Dataset content section start

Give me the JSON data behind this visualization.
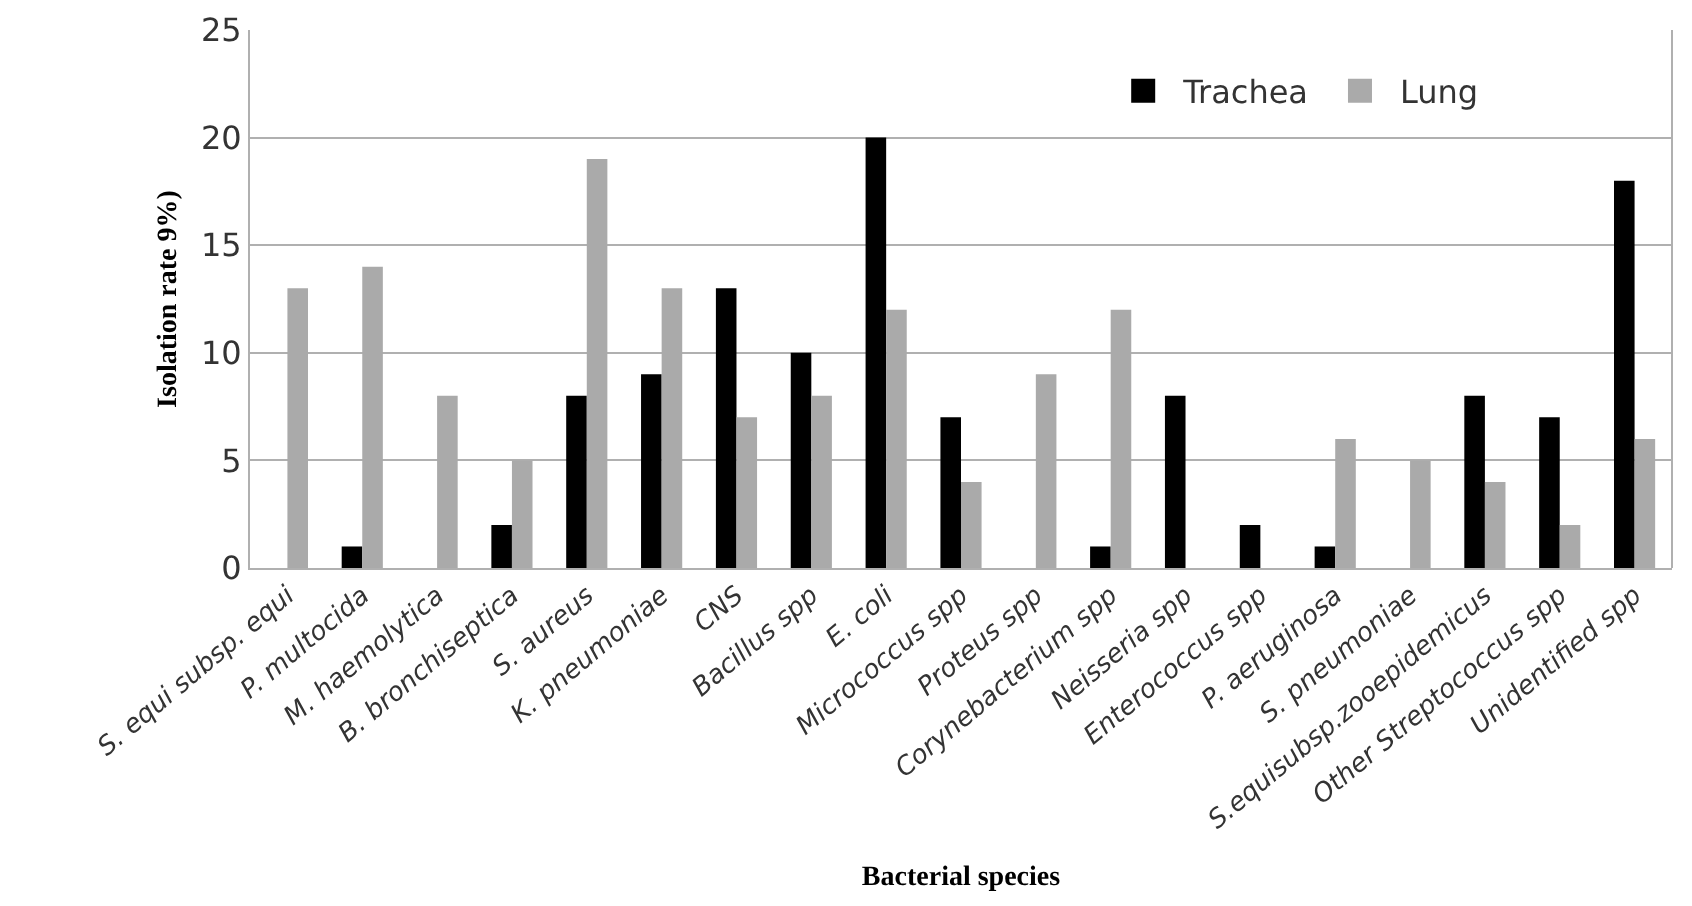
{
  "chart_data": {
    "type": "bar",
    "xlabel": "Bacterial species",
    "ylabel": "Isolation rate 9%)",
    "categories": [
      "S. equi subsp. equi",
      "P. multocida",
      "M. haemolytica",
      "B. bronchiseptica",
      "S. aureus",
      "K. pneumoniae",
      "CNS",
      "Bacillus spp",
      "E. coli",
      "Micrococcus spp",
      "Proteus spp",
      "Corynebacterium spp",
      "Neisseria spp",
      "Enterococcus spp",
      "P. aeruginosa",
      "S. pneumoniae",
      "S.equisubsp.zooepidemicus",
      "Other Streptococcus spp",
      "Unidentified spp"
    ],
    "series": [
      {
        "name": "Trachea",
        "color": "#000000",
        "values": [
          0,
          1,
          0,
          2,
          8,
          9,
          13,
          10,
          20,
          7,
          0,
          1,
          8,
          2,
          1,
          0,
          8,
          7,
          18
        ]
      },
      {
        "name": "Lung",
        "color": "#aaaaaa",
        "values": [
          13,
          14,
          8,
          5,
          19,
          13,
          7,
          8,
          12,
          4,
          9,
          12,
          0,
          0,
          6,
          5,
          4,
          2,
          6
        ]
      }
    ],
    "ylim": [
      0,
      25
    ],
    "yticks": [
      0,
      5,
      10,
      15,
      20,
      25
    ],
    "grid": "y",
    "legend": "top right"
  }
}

Dataset content section end

Description of the task:
Everything in the records must be transcribed exactly, except the pictures, which are left out.

Result for this task:
Give me the JSON data behind this visualization.
{
  "chart_data": {
    "type": "bar",
    "xlabel": "Bacterial species",
    "ylabel": "Isolation rate 9%)",
    "categories": [
      "S. equi subsp. equi",
      "P. multocida",
      "M. haemolytica",
      "B. bronchiseptica",
      "S. aureus",
      "K. pneumoniae",
      "CNS",
      "Bacillus spp",
      "E. coli",
      "Micrococcus spp",
      "Proteus spp",
      "Corynebacterium spp",
      "Neisseria spp",
      "Enterococcus spp",
      "P. aeruginosa",
      "S. pneumoniae",
      "S.equisubsp.zooepidemicus",
      "Other Streptococcus spp",
      "Unidentified spp"
    ],
    "series": [
      {
        "name": "Trachea",
        "color": "#000000",
        "values": [
          0,
          1,
          0,
          2,
          8,
          9,
          13,
          10,
          20,
          7,
          0,
          1,
          8,
          2,
          1,
          0,
          8,
          7,
          18
        ]
      },
      {
        "name": "Lung",
        "color": "#aaaaaa",
        "values": [
          13,
          14,
          8,
          5,
          19,
          13,
          7,
          8,
          12,
          4,
          9,
          12,
          0,
          0,
          6,
          5,
          4,
          2,
          6
        ]
      }
    ],
    "ylim": [
      0,
      25
    ],
    "yticks": [
      0,
      5,
      10,
      15,
      20,
      25
    ],
    "grid": "y",
    "legend": "top right"
  }
}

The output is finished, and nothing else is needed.